→ **The task**
Nothing in the records may be left out or altered; reproduce them all exactly.

→ **Data for this exercise**
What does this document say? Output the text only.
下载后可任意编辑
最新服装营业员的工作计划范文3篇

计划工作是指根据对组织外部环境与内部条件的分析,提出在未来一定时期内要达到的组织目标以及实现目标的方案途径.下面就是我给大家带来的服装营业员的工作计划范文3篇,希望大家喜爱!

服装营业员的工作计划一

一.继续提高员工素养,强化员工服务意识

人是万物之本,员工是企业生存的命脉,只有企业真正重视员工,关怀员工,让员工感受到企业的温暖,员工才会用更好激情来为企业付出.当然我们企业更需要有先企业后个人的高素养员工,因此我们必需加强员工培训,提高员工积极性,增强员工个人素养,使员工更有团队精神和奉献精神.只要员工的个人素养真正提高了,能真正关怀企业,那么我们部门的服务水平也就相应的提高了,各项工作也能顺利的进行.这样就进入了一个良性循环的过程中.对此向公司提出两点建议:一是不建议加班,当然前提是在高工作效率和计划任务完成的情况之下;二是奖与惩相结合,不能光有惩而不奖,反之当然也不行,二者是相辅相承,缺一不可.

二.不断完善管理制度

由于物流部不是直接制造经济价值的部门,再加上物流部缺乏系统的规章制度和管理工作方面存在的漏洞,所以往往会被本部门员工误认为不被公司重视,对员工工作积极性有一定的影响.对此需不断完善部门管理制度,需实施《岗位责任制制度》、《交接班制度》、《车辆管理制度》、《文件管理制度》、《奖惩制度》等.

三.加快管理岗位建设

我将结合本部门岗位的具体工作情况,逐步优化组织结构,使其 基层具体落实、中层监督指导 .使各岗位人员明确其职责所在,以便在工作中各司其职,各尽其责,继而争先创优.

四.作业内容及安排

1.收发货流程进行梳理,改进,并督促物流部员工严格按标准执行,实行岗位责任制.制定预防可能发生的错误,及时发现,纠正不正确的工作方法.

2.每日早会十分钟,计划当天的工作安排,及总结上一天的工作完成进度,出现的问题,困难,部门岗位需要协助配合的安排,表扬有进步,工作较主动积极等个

→ **Solution for this exercise**
What does this document say? Output the text only.
下载后可任意编辑
最新服装营业员的工作计划范文3篇

计划工作是指根据对组织外部环境与内部条件的分析,提出在未来一定时期内要达到的组织目标以及实现目标的方案途径.下面就是我给大家带来的服装营业员的工作计划范文3篇,希望大家喜爱!

服装营业员的工作计划一

一.继续提高员工素养,强化员工服务意识

人是万物之本,员工是企业生存的命脉,只有企业真正重视员工,关怀员工,让员工感受到企业的温暖,员工才会用更好激情来为企业付出.当然我们企业更需要有先企业后个人的高素养员工,因此我们必需加强员工培训,提高员工积极性,增强员工个人素养,使员工更有团队精神和奉献精神.只要员工的个人素养真正提高了,能真正关怀企业,那么我们部门的服务水平也就相应的提高了,各项工作也能顺利的进行.这样就进入了一个良性循环的过程中.对此向公司提出两点建议:一是不建议加班,当然前提是在高工作效率和计划任务完成的情况之下;二是奖与惩相结合,不能光有惩而不奖,反之当然也不行,二者是相辅相承,缺一不可.

二.不断完善管理制度

由于物流部不是直接制造经济价值的部门,再加上物流部缺乏系统的规章制度和管理工作方面存在的漏洞,所以往往会被本部门员工误认为不被公司重视,对员工工作积极性有一定的影响.对此需不断完善部门管理制度,需实施《岗位责任制制度》、《交接班制度》、《车辆管理制度》、《文件管理制度》、《奖惩制度》等.

三.加快管理岗位建设

我将结合本部门岗位的具体工作情况,逐步优化组织结构,使其 基层具体落实、中层监督指导 .使各岗位人员明确其职责所在,以便在工作中各司其职,各尽其责,继而争先创优.

四.作业内容及安排

1.收发货流程进行梳理,改进,并督促物流部员工严格按标准执行,实行岗位责任制.制定预防可能发生的错误,及时发现,纠正不正确的工作方法.

2.每日早会十分钟,计划当天的工作安排,及总结上一天的工作完成进度,出现的问题,困难,部门岗位需要协助配合的安排,表扬有进步,工作较主动积极等个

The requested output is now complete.